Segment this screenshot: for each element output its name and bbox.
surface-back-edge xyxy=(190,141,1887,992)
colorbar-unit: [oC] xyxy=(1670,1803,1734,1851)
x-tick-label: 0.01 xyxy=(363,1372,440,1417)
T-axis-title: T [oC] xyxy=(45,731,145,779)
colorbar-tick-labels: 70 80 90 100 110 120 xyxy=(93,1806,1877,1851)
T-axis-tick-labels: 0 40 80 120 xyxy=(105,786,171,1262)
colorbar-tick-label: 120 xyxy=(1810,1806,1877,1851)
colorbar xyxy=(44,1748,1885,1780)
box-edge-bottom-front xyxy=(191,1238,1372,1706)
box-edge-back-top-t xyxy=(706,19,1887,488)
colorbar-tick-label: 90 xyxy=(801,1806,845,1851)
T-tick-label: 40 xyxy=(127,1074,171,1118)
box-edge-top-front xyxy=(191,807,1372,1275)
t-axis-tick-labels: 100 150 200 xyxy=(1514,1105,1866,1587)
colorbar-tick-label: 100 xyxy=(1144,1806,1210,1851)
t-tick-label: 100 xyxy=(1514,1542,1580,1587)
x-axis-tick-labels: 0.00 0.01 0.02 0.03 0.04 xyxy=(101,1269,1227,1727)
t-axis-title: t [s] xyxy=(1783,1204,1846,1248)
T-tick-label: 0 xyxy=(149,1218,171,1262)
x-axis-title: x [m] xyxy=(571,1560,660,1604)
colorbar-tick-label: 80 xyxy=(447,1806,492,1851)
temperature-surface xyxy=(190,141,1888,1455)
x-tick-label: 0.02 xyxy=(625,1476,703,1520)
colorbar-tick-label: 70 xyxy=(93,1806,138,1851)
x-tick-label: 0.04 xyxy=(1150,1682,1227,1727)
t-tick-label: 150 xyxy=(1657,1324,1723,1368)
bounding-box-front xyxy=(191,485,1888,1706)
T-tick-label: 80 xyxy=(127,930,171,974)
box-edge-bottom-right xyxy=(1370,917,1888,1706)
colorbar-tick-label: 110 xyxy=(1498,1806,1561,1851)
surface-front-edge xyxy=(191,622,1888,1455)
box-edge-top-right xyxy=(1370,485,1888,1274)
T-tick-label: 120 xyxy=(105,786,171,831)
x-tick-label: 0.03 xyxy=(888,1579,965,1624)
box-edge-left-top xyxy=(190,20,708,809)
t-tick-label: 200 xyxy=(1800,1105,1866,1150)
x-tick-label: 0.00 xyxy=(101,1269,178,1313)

### TO DO
Retype every line of the records above without changing anything.

### ANSWER BELOW
Segment this screenshot: for each element output its name and bbox.
surface-back-edge xyxy=(190,141,1887,992)
colorbar-unit: [oC] xyxy=(1670,1803,1734,1851)
x-tick-label: 0.01 xyxy=(363,1372,440,1417)
T-axis-title: T [oC] xyxy=(45,731,145,779)
colorbar-tick-labels: 70 80 90 100 110 120 xyxy=(93,1806,1877,1851)
T-axis-tick-labels: 0 40 80 120 xyxy=(105,786,171,1262)
colorbar-tick-label: 120 xyxy=(1810,1806,1877,1851)
colorbar xyxy=(44,1748,1885,1780)
box-edge-bottom-front xyxy=(191,1238,1372,1706)
box-edge-back-top-t xyxy=(706,19,1887,488)
colorbar-tick-label: 90 xyxy=(801,1806,845,1851)
T-tick-label: 40 xyxy=(127,1074,171,1118)
box-edge-top-front xyxy=(191,807,1372,1275)
t-axis-tick-labels: 100 150 200 xyxy=(1514,1105,1866,1587)
colorbar-tick-label: 100 xyxy=(1144,1806,1210,1851)
t-tick-label: 100 xyxy=(1514,1542,1580,1587)
x-axis-tick-labels: 0.00 0.01 0.02 0.03 0.04 xyxy=(101,1269,1227,1727)
t-axis-title: t [s] xyxy=(1783,1204,1846,1248)
T-tick-label: 0 xyxy=(149,1218,171,1262)
x-axis-title: x [m] xyxy=(571,1560,660,1604)
colorbar-tick-label: 80 xyxy=(447,1806,492,1851)
temperature-surface xyxy=(190,141,1888,1455)
x-tick-label: 0.02 xyxy=(625,1476,703,1520)
colorbar-tick-label: 70 xyxy=(93,1806,138,1851)
x-tick-label: 0.04 xyxy=(1150,1682,1227,1727)
t-tick-label: 150 xyxy=(1657,1324,1723,1368)
bounding-box-front xyxy=(191,485,1888,1706)
T-tick-label: 80 xyxy=(127,930,171,974)
box-edge-bottom-right xyxy=(1370,917,1888,1706)
colorbar-tick-label: 110 xyxy=(1498,1806,1561,1851)
surface-front-edge xyxy=(191,622,1888,1455)
box-edge-top-right xyxy=(1370,485,1888,1274)
T-tick-label: 120 xyxy=(105,786,171,831)
x-tick-label: 0.03 xyxy=(888,1579,965,1624)
box-edge-left-top xyxy=(190,20,708,809)
t-tick-label: 200 xyxy=(1800,1105,1866,1150)
x-tick-label: 0.00 xyxy=(101,1269,178,1313)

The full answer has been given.